__Verilen problem__: Öğelerin en başından "garage-dims: 198x204: [182, 685, 290, 715]" geçen satıra kadar uzanan kısmı, iki uç da dahil olmak üzere, boş satırları atlayarak numaralı liste biçiminde yazın.

__Alıntılanan öğeler__:
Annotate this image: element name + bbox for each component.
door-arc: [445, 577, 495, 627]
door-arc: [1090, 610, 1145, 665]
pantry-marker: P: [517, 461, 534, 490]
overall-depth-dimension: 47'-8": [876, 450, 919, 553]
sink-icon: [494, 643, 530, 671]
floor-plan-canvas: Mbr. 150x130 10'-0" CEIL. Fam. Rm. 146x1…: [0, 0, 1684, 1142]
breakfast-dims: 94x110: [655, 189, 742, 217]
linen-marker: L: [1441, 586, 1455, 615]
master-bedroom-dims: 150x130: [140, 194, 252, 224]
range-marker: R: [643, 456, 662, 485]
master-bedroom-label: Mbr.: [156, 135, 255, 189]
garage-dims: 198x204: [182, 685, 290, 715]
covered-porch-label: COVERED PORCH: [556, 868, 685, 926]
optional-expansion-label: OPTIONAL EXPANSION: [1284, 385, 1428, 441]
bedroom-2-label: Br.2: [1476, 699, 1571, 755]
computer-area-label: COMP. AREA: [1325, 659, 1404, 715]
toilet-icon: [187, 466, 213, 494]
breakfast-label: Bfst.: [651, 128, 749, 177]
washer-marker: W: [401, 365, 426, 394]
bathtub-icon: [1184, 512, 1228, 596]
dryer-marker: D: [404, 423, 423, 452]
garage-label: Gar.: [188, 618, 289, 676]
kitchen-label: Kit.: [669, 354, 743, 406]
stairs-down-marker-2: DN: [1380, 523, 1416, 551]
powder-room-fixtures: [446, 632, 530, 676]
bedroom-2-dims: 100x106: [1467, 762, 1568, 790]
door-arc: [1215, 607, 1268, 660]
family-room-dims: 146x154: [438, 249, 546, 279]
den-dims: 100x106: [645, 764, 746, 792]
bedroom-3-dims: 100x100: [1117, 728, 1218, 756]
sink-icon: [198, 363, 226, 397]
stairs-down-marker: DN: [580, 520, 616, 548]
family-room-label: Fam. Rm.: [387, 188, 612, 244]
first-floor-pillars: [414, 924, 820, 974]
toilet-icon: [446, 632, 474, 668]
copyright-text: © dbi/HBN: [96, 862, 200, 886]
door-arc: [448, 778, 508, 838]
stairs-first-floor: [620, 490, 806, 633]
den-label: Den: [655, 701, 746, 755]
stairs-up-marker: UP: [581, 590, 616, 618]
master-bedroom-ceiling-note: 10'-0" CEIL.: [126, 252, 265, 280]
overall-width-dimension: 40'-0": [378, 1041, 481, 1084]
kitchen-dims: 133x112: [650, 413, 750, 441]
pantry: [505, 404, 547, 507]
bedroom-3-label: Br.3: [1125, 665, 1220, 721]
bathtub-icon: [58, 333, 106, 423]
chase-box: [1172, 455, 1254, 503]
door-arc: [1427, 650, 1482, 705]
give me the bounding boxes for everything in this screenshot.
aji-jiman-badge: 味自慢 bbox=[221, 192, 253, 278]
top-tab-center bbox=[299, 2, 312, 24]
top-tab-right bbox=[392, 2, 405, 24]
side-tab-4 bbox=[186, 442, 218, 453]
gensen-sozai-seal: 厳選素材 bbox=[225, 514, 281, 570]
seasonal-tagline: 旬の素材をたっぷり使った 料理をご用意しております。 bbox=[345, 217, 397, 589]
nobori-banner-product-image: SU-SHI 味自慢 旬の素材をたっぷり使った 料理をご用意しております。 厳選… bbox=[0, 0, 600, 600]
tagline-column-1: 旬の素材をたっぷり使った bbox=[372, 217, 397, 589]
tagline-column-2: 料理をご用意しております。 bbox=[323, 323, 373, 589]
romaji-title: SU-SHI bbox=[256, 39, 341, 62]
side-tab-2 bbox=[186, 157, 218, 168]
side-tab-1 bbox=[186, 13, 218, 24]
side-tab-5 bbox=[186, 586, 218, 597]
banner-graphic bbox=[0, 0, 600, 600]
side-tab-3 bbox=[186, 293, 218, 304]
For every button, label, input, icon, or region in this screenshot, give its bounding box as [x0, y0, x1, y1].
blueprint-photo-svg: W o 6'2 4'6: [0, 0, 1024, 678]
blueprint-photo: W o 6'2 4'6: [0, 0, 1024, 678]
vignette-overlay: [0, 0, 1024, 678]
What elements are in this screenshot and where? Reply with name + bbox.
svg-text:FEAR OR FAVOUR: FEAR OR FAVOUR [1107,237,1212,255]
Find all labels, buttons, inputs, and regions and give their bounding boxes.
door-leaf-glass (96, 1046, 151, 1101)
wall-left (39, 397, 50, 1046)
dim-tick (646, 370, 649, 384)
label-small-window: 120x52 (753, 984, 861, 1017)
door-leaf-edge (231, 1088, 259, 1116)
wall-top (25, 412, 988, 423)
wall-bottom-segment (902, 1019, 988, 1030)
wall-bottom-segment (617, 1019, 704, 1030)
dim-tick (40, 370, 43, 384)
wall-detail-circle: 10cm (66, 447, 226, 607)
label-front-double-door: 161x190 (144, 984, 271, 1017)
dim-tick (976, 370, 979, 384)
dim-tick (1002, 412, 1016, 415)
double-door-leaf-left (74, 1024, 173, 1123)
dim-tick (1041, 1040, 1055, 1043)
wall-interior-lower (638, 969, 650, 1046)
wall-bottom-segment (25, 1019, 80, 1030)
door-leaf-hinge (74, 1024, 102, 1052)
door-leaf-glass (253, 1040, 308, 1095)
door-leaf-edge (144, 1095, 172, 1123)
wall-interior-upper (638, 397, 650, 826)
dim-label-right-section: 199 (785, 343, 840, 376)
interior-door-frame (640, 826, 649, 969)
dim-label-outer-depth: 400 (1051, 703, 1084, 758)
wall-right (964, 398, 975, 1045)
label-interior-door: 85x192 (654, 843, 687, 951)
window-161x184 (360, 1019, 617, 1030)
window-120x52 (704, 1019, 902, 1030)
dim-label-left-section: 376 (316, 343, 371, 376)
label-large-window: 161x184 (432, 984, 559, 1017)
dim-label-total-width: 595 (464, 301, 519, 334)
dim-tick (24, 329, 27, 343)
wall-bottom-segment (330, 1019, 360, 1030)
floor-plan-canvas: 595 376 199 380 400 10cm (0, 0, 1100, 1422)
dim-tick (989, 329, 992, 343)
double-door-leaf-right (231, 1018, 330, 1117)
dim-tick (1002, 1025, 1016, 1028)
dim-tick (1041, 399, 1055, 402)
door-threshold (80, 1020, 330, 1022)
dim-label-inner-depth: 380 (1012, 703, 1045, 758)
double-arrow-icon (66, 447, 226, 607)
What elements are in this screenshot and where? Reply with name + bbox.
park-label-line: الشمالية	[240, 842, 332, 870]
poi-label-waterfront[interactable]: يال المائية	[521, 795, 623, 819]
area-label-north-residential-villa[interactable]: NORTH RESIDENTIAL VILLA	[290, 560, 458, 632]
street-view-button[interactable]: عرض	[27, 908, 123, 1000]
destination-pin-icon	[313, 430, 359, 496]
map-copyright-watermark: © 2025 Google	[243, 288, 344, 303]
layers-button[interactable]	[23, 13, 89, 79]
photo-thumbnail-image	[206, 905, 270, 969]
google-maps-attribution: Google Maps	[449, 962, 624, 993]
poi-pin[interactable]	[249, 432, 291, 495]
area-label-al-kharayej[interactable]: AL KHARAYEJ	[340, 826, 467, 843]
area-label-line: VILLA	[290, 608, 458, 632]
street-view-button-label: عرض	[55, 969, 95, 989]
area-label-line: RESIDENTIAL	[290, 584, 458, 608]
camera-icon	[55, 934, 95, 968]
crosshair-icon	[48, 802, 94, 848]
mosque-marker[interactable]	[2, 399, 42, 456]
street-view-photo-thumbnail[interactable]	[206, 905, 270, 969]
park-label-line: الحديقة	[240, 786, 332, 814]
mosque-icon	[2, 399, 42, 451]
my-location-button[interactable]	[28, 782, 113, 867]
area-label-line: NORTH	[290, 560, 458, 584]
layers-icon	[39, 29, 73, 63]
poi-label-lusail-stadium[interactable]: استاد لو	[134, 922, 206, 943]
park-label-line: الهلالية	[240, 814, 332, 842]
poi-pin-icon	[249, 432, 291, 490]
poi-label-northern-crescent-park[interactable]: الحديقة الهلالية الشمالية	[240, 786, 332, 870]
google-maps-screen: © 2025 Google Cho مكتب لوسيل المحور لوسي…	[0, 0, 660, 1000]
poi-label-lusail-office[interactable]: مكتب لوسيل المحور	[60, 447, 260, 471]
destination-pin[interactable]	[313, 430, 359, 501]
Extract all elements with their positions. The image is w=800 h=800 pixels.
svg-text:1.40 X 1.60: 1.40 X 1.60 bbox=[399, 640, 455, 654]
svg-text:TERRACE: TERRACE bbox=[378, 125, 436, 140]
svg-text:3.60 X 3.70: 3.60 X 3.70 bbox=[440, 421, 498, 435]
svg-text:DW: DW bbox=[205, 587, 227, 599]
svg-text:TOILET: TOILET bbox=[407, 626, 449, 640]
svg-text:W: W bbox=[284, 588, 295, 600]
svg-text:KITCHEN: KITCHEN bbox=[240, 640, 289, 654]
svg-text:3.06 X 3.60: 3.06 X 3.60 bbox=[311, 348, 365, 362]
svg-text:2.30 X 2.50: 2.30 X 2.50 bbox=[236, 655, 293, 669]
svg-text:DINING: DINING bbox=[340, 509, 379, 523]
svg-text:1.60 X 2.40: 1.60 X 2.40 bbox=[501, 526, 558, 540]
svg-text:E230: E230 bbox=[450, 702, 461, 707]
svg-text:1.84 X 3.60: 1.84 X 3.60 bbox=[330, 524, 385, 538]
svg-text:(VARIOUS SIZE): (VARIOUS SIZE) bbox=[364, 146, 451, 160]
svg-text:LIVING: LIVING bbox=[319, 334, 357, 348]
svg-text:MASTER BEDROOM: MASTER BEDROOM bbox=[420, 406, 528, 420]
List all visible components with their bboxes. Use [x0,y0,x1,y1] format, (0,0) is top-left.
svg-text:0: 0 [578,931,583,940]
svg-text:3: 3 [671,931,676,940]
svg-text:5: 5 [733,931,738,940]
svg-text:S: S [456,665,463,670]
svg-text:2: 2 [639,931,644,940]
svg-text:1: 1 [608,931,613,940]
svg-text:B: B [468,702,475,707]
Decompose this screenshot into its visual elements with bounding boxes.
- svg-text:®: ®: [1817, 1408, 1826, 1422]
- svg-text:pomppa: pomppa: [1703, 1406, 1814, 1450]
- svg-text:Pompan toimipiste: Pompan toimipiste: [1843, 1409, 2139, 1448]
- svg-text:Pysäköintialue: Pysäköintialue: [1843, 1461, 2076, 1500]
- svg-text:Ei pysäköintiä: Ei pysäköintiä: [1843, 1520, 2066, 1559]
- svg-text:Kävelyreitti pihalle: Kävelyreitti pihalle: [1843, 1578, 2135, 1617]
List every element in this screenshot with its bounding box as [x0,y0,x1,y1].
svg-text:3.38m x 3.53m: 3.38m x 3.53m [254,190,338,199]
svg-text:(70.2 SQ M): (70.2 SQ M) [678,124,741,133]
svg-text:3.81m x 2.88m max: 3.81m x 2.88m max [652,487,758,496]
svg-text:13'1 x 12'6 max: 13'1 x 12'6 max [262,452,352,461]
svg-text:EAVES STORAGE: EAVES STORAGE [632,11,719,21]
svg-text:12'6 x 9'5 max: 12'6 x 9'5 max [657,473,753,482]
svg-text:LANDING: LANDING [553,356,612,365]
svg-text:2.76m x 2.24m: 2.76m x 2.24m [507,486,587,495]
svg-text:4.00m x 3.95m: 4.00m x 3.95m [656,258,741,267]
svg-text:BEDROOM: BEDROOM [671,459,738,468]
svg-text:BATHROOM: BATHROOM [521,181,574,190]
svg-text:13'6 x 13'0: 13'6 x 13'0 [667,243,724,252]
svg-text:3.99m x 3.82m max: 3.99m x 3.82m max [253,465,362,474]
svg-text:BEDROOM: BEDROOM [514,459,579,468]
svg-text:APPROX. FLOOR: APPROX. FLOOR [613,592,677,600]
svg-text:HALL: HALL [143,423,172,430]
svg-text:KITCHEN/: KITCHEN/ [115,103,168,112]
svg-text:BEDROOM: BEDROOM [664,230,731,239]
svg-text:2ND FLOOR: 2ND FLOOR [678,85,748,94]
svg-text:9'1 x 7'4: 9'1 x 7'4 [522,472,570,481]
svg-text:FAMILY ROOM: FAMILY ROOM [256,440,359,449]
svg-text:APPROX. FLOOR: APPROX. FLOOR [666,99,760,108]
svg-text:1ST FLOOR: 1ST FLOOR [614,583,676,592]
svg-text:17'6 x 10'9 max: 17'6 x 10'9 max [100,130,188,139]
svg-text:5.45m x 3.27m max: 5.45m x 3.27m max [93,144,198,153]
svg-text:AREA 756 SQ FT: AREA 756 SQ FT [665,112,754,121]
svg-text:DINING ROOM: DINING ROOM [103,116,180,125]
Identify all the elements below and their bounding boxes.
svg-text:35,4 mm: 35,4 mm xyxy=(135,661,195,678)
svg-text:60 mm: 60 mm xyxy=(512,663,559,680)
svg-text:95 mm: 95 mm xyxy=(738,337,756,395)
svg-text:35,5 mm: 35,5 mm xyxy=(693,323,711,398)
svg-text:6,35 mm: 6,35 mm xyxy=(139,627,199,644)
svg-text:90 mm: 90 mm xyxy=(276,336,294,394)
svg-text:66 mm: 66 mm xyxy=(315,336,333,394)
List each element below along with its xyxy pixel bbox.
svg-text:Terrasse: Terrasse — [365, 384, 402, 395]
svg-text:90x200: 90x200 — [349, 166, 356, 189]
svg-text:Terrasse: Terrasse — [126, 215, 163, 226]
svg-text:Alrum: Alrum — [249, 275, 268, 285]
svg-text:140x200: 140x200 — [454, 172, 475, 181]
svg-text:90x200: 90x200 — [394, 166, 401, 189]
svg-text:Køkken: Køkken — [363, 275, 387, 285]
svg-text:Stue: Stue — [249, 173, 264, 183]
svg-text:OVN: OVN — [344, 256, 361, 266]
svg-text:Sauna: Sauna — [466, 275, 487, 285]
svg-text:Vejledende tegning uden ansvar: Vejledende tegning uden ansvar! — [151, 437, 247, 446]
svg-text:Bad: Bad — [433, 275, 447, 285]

__Cevabın tamamı__:
1. Annotate this image: element name + bbox for each component.
2. door-arc: [445, 577, 495, 627]
3. door-arc: [1090, 610, 1145, 665]
4. pantry-marker: P: [517, 461, 534, 490]
5. overall-depth-dimension: 47'-8": [876, 450, 919, 553]
6. sink-icon: [494, 643, 530, 671]
7. floor-plan-canvas: Mbr. 150x130 10'-0" CEIL. Fam. Rm. 146x1…: [0, 0, 1684, 1142]
8. breakfast-dims: 94x110: [655, 189, 742, 217]
9. linen-marker: L: [1441, 586, 1455, 615]
10. master-bedroom-dims: 150x130: [140, 194, 252, 224]
11. range-marker: R: [643, 456, 662, 485]
12. master-bedroom-label: Mbr.: [156, 135, 255, 189]
13. garage-dims: 198x204: [182, 685, 290, 715]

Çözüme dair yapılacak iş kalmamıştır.